- **WORK INSTRUCTIONS**:
Copy the following records word for word, all of them.
○ ○ ○ ○
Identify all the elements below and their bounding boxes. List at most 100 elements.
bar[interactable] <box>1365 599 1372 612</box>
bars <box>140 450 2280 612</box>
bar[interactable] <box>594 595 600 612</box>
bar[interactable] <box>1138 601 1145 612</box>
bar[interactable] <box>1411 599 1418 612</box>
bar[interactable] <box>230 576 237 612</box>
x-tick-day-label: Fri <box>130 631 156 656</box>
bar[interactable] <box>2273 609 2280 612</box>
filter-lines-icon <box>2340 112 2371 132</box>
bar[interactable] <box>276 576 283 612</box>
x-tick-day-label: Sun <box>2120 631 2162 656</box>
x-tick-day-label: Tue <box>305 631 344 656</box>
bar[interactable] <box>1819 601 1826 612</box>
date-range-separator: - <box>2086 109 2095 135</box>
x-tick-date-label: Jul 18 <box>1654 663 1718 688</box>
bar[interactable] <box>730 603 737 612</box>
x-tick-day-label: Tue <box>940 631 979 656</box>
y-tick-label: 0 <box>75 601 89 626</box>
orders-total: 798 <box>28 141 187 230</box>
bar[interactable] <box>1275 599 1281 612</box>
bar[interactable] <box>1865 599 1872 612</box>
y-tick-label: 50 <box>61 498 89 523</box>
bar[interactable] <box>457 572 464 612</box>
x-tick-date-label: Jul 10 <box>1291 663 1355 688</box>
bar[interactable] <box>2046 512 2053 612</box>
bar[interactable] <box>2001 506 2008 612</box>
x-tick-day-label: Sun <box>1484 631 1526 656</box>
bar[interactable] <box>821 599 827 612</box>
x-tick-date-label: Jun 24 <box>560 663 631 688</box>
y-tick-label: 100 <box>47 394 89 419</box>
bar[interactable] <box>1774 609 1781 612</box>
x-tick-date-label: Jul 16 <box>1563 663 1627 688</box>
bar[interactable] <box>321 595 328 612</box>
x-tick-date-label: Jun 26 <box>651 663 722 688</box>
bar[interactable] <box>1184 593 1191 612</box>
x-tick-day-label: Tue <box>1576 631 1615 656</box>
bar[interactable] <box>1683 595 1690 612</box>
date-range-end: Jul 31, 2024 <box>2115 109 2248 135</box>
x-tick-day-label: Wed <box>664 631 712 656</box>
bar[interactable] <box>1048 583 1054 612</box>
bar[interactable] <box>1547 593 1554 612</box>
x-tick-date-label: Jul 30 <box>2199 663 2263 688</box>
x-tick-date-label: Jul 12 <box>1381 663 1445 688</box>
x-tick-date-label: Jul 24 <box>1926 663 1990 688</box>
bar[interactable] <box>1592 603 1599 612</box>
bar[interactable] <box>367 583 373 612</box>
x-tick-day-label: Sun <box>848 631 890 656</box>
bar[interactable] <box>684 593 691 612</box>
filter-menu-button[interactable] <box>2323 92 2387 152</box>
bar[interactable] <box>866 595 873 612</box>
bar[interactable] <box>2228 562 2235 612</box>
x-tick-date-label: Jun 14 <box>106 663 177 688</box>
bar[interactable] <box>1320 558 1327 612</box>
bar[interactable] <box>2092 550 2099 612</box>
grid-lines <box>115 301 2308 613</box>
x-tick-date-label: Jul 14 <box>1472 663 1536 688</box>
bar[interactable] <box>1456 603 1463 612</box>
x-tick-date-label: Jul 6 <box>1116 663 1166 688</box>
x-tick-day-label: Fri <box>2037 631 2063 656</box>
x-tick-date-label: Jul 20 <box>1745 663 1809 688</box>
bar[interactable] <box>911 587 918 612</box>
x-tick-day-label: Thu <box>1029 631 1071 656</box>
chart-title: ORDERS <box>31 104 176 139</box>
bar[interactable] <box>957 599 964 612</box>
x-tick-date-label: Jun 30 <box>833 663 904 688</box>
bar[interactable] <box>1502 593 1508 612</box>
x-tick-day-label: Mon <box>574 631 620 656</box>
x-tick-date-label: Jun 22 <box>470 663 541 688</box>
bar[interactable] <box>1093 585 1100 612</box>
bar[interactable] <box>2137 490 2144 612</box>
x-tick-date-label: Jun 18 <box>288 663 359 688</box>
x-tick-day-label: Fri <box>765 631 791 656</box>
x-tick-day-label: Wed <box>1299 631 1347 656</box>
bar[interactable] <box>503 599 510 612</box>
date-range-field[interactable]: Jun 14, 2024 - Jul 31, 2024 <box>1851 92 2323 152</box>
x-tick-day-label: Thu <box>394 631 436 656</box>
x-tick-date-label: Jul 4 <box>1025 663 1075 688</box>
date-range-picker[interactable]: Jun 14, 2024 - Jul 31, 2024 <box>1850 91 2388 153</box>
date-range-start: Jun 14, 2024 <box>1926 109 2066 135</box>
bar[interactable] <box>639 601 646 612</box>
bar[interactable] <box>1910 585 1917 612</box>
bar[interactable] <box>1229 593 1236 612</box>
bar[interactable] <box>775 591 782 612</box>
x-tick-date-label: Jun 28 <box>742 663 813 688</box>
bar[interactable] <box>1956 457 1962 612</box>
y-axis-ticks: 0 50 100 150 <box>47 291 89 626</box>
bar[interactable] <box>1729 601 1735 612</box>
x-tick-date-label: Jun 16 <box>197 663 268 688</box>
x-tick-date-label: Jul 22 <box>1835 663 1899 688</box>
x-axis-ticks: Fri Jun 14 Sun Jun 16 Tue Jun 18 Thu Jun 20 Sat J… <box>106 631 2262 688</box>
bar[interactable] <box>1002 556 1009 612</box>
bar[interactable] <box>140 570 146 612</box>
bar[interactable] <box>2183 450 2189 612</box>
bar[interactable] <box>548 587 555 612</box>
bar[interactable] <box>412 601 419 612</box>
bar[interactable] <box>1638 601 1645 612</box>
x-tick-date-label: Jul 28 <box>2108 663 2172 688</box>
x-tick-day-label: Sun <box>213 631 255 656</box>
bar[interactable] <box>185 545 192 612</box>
○ ○ ○ ○
- **TASK RESPONSE**:
Identify all the elements below and their bounding boxes. List at most 100 elements.
bar[interactable] <box>1365 599 1372 612</box>
bars <box>140 450 2280 612</box>
bar[interactable] <box>594 595 600 612</box>
bar[interactable] <box>1138 601 1145 612</box>
bar[interactable] <box>1411 599 1418 612</box>
bar[interactable] <box>230 576 237 612</box>
x-tick-day-label: Fri <box>130 631 156 656</box>
bar[interactable] <box>2273 609 2280 612</box>
filter-lines-icon <box>2340 112 2371 132</box>
bar[interactable] <box>276 576 283 612</box>
x-tick-day-label: Sun <box>2120 631 2162 656</box>
x-tick-day-label: Tue <box>305 631 344 656</box>
bar[interactable] <box>1819 601 1826 612</box>
date-range-separator: - <box>2086 109 2095 135</box>
x-tick-date-label: Jul 18 <box>1654 663 1718 688</box>
bar[interactable] <box>730 603 737 612</box>
x-tick-day-label: Tue <box>940 631 979 656</box>
y-tick-label: 0 <box>75 601 89 626</box>
orders-total: 798 <box>28 141 187 230</box>
bar[interactable] <box>1275 599 1281 612</box>
bar[interactable] <box>1865 599 1872 612</box>
y-tick-label: 50 <box>61 498 89 523</box>
bar[interactable] <box>457 572 464 612</box>
x-tick-date-label: Jul 10 <box>1291 663 1355 688</box>
bar[interactable] <box>2046 512 2053 612</box>
bar[interactable] <box>2001 506 2008 612</box>
x-tick-day-label: Sun <box>1484 631 1526 656</box>
bar[interactable] <box>821 599 827 612</box>
x-tick-date-label: Jun 24 <box>560 663 631 688</box>
y-tick-label: 100 <box>47 394 89 419</box>
bar[interactable] <box>1774 609 1781 612</box>
x-tick-date-label: Jul 16 <box>1563 663 1627 688</box>
bar[interactable] <box>321 595 328 612</box>
x-tick-date-label: Jun 26 <box>651 663 722 688</box>
bar[interactable] <box>1184 593 1191 612</box>
x-tick-day-label: Tue <box>1576 631 1615 656</box>
bar[interactable] <box>1683 595 1690 612</box>
date-range-end: Jul 31, 2024 <box>2115 109 2248 135</box>
x-tick-day-label: Wed <box>664 631 712 656</box>
bar[interactable] <box>1048 583 1054 612</box>
bar[interactable] <box>1547 593 1554 612</box>
x-tick-date-label: Jul 30 <box>2199 663 2263 688</box>
x-tick-date-label: Jul 12 <box>1381 663 1445 688</box>
x-tick-date-label: Jul 24 <box>1926 663 1990 688</box>
bar[interactable] <box>1592 603 1599 612</box>
bar[interactable] <box>367 583 373 612</box>
x-tick-day-label: Sun <box>848 631 890 656</box>
bar[interactable] <box>684 593 691 612</box>
filter-menu-button[interactable] <box>2323 92 2387 152</box>
bar[interactable] <box>866 595 873 612</box>
bar[interactable] <box>2228 562 2235 612</box>
x-tick-date-label: Jun 14 <box>106 663 177 688</box>
bar[interactable] <box>1320 558 1327 612</box>
bar[interactable] <box>2092 550 2099 612</box>
grid-lines <box>115 301 2308 613</box>
x-tick-date-label: Jul 14 <box>1472 663 1536 688</box>
bar[interactable] <box>1456 603 1463 612</box>
x-tick-date-label: Jul 6 <box>1116 663 1166 688</box>
x-tick-day-label: Fri <box>2037 631 2063 656</box>
x-tick-date-label: Jul 20 <box>1745 663 1809 688</box>
bar[interactable] <box>911 587 918 612</box>
x-tick-day-label: Thu <box>1029 631 1071 656</box>
chart-title: ORDERS <box>31 104 176 139</box>
bar[interactable] <box>957 599 964 612</box>
x-tick-date-label: Jun 30 <box>833 663 904 688</box>
bar[interactable] <box>1502 593 1508 612</box>
x-tick-day-label: Mon <box>574 631 620 656</box>
x-tick-date-label: Jun 22 <box>470 663 541 688</box>
bar[interactable] <box>1093 585 1100 612</box>
bar[interactable] <box>2137 490 2144 612</box>
x-tick-date-label: Jun 18 <box>288 663 359 688</box>
x-tick-day-label: Fri <box>765 631 791 656</box>
x-tick-day-label: Wed <box>1299 631 1347 656</box>
bar[interactable] <box>503 599 510 612</box>
date-range-field[interactable]: Jun 14, 2024 - Jul 31, 2024 <box>1851 92 2323 152</box>
x-tick-day-label: Thu <box>394 631 436 656</box>
x-tick-date-label: Jul 4 <box>1025 663 1075 688</box>
date-range-picker[interactable]: Jun 14, 2024 - Jul 31, 2024 <box>1850 91 2388 153</box>
date-range-start: Jun 14, 2024 <box>1926 109 2066 135</box>
bar[interactable] <box>639 601 646 612</box>
bar[interactable] <box>1910 585 1917 612</box>
bar[interactable] <box>1229 593 1236 612</box>
bar[interactable] <box>775 591 782 612</box>
x-tick-date-label: Jun 28 <box>742 663 813 688</box>
bar[interactable] <box>1956 457 1962 612</box>
y-axis-ticks: 0 50 100 150 <box>47 291 89 626</box>
bar[interactable] <box>1729 601 1735 612</box>
x-tick-date-label: Jun 16 <box>197 663 268 688</box>
x-tick-date-label: Jul 22 <box>1835 663 1899 688</box>
x-axis-ticks: Fri Jun 14 Sun Jun 16 Tue Jun 18 Thu Jun 20 Sat J… <box>106 631 2262 688</box>
bar[interactable] <box>1002 556 1009 612</box>
bar[interactable] <box>140 570 146 612</box>
bar[interactable] <box>2183 450 2189 612</box>
bar[interactable] <box>548 587 555 612</box>
bar[interactable] <box>412 601 419 612</box>
bar[interactable] <box>1638 601 1645 612</box>
x-tick-date-label: Jul 28 <box>2108 663 2172 688</box>
x-tick-day-label: Sun <box>213 631 255 656</box>
bar[interactable] <box>185 545 192 612</box>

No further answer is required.